- [Given request] Output exactly the lines from the line with "What's the underlying" through the end of the records below. Include nothing else.

____

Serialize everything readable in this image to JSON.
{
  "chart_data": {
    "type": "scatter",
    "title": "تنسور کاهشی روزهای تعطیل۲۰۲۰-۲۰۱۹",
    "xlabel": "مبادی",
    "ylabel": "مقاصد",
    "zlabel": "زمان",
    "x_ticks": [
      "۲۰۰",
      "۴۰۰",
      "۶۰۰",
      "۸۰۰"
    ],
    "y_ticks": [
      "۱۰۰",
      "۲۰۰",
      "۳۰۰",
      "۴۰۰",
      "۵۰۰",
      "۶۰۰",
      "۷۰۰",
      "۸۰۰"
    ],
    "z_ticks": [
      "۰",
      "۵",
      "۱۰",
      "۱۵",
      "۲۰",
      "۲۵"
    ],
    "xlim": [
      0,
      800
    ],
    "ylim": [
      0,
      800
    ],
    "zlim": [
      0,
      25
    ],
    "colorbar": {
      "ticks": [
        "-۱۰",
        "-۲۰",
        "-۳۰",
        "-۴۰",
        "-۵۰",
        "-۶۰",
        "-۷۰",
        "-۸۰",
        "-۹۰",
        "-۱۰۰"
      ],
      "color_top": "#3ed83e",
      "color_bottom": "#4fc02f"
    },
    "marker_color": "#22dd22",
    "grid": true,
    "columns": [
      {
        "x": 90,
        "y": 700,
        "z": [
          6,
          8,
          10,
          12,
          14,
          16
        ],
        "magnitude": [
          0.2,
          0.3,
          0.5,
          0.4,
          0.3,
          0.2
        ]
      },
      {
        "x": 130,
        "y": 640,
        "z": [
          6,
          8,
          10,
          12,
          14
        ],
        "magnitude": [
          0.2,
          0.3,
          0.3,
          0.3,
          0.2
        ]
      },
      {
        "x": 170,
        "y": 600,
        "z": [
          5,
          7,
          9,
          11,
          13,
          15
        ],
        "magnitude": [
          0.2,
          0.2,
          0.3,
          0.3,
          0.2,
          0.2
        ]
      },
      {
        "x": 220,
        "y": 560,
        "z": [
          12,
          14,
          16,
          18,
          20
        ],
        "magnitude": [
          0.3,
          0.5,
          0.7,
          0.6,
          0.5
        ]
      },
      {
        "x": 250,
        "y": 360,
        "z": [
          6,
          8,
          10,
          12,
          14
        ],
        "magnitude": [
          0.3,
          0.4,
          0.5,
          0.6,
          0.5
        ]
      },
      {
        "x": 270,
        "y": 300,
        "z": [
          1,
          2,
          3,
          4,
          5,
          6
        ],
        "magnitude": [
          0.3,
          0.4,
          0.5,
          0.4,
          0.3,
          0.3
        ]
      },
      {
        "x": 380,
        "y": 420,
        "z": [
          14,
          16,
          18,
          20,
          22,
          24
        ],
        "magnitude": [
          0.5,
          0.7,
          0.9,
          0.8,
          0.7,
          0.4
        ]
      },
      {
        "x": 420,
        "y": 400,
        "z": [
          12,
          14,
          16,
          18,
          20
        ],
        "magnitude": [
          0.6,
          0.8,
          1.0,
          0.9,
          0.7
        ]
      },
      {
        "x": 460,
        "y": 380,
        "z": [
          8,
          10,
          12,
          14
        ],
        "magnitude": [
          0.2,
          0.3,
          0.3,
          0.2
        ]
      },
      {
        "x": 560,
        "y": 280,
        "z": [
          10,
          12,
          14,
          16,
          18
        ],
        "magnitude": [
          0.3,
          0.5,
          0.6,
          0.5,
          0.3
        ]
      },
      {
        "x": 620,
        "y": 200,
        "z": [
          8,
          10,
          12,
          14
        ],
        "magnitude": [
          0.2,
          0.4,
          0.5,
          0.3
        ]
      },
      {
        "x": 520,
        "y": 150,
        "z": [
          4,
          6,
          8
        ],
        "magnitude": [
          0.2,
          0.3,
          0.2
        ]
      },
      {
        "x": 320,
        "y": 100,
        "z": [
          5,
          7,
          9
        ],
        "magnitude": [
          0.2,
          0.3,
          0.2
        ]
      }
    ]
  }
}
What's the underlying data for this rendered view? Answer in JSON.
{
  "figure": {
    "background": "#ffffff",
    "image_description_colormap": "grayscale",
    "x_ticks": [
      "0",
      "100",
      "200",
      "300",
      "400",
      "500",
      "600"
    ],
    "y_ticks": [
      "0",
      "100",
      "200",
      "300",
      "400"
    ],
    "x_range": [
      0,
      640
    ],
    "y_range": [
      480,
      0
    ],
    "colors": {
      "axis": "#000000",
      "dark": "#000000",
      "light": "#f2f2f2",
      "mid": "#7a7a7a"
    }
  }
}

____

- [The reply]
What's the underlying data for this rendered view? Answer in JSON.
{
  "figure": {
    "background": "#ffffff",
    "image_description_colormap": "grayscale",
    "x_ticks": [
      "0",
      "100",
      "200",
      "300",
      "400",
      "500",
      "600"
    ],
    "y_ticks": [
      "0",
      "100",
      "200",
      "300",
      "400"
    ],
    "x_range": [
      0,
      640
    ],
    "y_range": [
      480,
      0
    ],
    "colors": {
      "axis": "#000000",
      "dark": "#000000",
      "light": "#f2f2f2",
      "mid": "#7a7a7a"
    }
  }
}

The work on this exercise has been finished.